→ **Exercise description**: Copy out the listing that follows, exactly, without its pictures.

— begin The records —

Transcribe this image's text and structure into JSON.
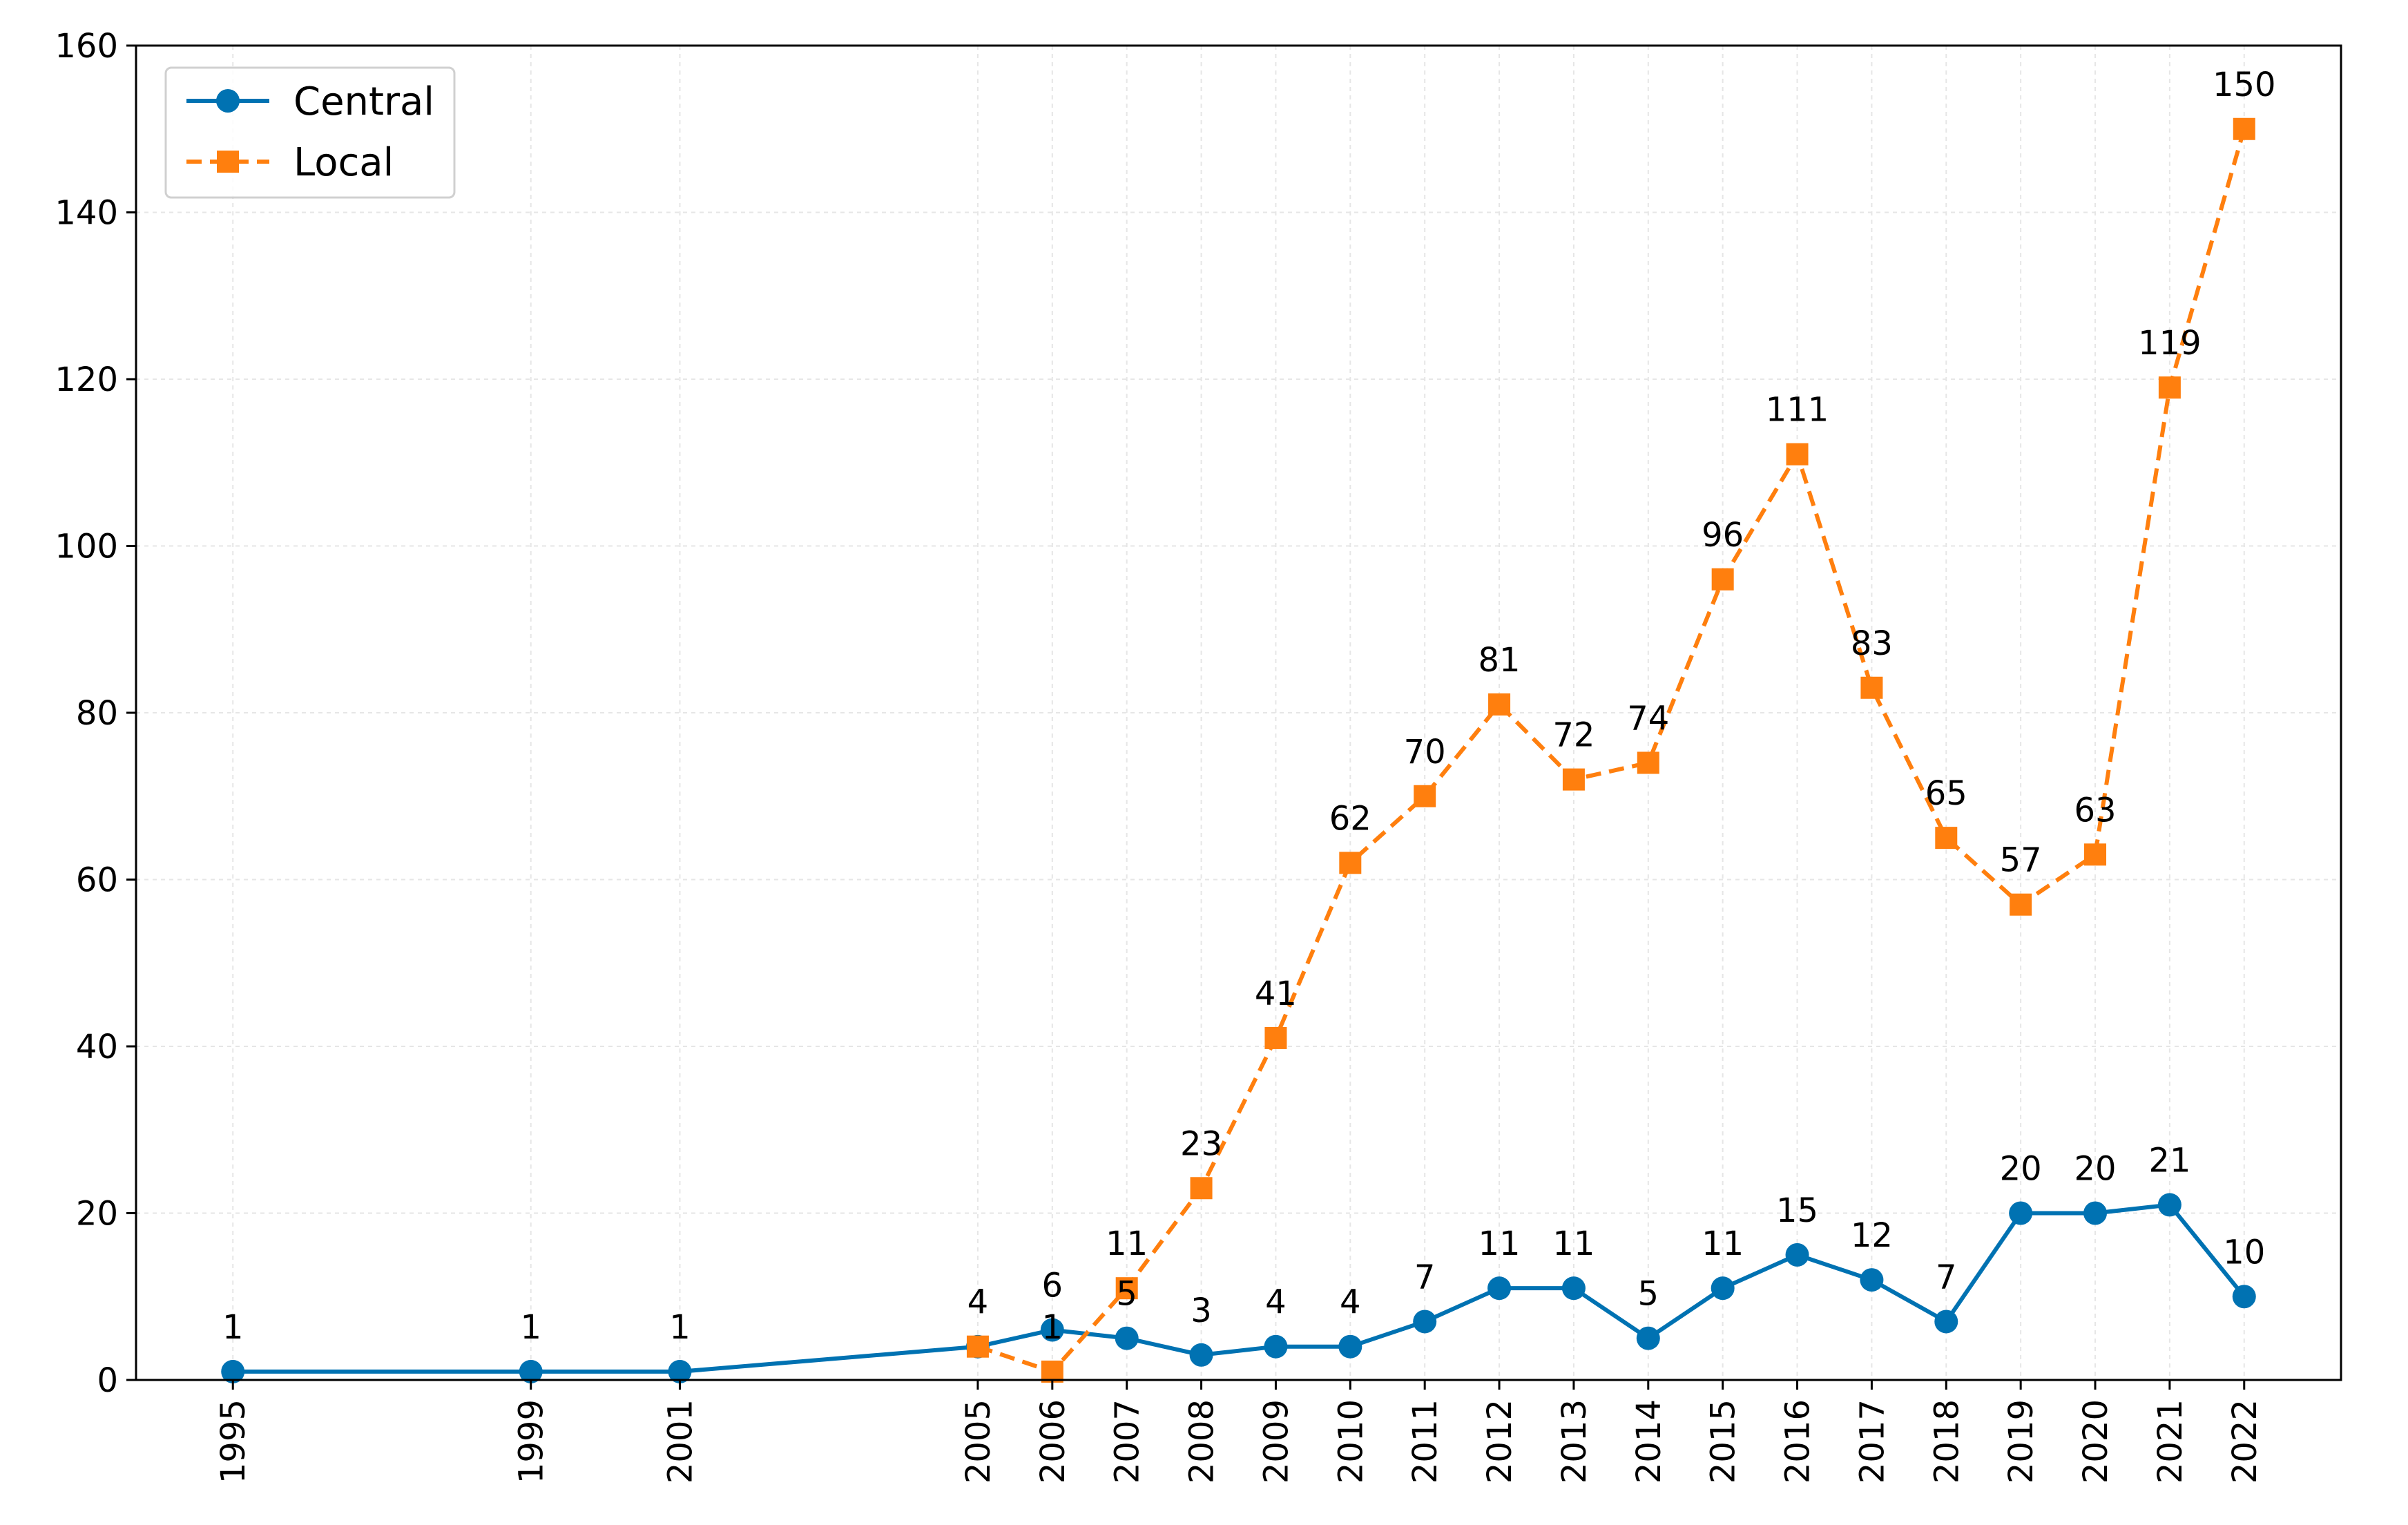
{
  "chart_data": {
    "type": "line",
    "title": "",
    "xlabel": "",
    "ylabel": "",
    "x": [
      1995,
      1999,
      2001,
      2005,
      2006,
      2007,
      2008,
      2009,
      2010,
      2011,
      2012,
      2013,
      2014,
      2015,
      2016,
      2017,
      2018,
      2019,
      2020,
      2021,
      2022
    ],
    "x_tick_labels": [
      "1995",
      "1999",
      "2001",
      "2005",
      "2006",
      "2007",
      "2008",
      "2009",
      "2010",
      "2011",
      "2012",
      "2013",
      "2014",
      "2015",
      "2016",
      "2017",
      "2018",
      "2019",
      "2020",
      "2021",
      "2022"
    ],
    "ylim": [
      0,
      160
    ],
    "y_ticks": [
      0,
      20,
      40,
      60,
      80,
      100,
      120,
      140,
      160
    ],
    "grid": true,
    "legend_position": "top-left",
    "series": [
      {
        "name": "Central",
        "color": "#0072B2",
        "marker": "circle",
        "line_style": "solid",
        "x": [
          1995,
          1999,
          2001,
          2005,
          2006,
          2007,
          2008,
          2009,
          2010,
          2011,
          2012,
          2013,
          2014,
          2015,
          2016,
          2017,
          2018,
          2019,
          2020,
          2021,
          2022
        ],
        "values": [
          1,
          1,
          1,
          4,
          6,
          5,
          3,
          4,
          4,
          7,
          11,
          11,
          5,
          11,
          15,
          12,
          7,
          20,
          20,
          21,
          10
        ]
      },
      {
        "name": "Local",
        "color": "#FF7F0E",
        "marker": "square",
        "line_style": "dashed",
        "x": [
          2005,
          2006,
          2007,
          2008,
          2009,
          2010,
          2011,
          2012,
          2013,
          2014,
          2015,
          2016,
          2017,
          2018,
          2019,
          2020,
          2021,
          2022
        ],
        "values": [
          4,
          1,
          11,
          23,
          41,
          62,
          70,
          81,
          72,
          74,
          96,
          111,
          83,
          65,
          57,
          63,
          119,
          150
        ]
      }
    ]
  }
}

— end The records —

→ **Task response**:
Transcribe this image's text and structure into JSON.
{
  "chart_data": {
    "type": "line",
    "title": "",
    "xlabel": "",
    "ylabel": "",
    "x": [
      1995,
      1999,
      2001,
      2005,
      2006,
      2007,
      2008,
      2009,
      2010,
      2011,
      2012,
      2013,
      2014,
      2015,
      2016,
      2017,
      2018,
      2019,
      2020,
      2021,
      2022
    ],
    "x_tick_labels": [
      "1995",
      "1999",
      "2001",
      "2005",
      "2006",
      "2007",
      "2008",
      "2009",
      "2010",
      "2011",
      "2012",
      "2013",
      "2014",
      "2015",
      "2016",
      "2017",
      "2018",
      "2019",
      "2020",
      "2021",
      "2022"
    ],
    "ylim": [
      0,
      160
    ],
    "y_ticks": [
      0,
      20,
      40,
      60,
      80,
      100,
      120,
      140,
      160
    ],
    "grid": true,
    "legend_position": "top-left",
    "series": [
      {
        "name": "Central",
        "color": "#0072B2",
        "marker": "circle",
        "line_style": "solid",
        "x": [
          1995,
          1999,
          2001,
          2005,
          2006,
          2007,
          2008,
          2009,
          2010,
          2011,
          2012,
          2013,
          2014,
          2015,
          2016,
          2017,
          2018,
          2019,
          2020,
          2021,
          2022
        ],
        "values": [
          1,
          1,
          1,
          4,
          6,
          5,
          3,
          4,
          4,
          7,
          11,
          11,
          5,
          11,
          15,
          12,
          7,
          20,
          20,
          21,
          10
        ]
      },
      {
        "name": "Local",
        "color": "#FF7F0E",
        "marker": "square",
        "line_style": "dashed",
        "x": [
          2005,
          2006,
          2007,
          2008,
          2009,
          2010,
          2011,
          2012,
          2013,
          2014,
          2015,
          2016,
          2017,
          2018,
          2019,
          2020,
          2021,
          2022
        ],
        "values": [
          4,
          1,
          11,
          23,
          41,
          62,
          70,
          81,
          72,
          74,
          96,
          111,
          83,
          65,
          57,
          63,
          119,
          150
        ]
      }
    ]
  }
}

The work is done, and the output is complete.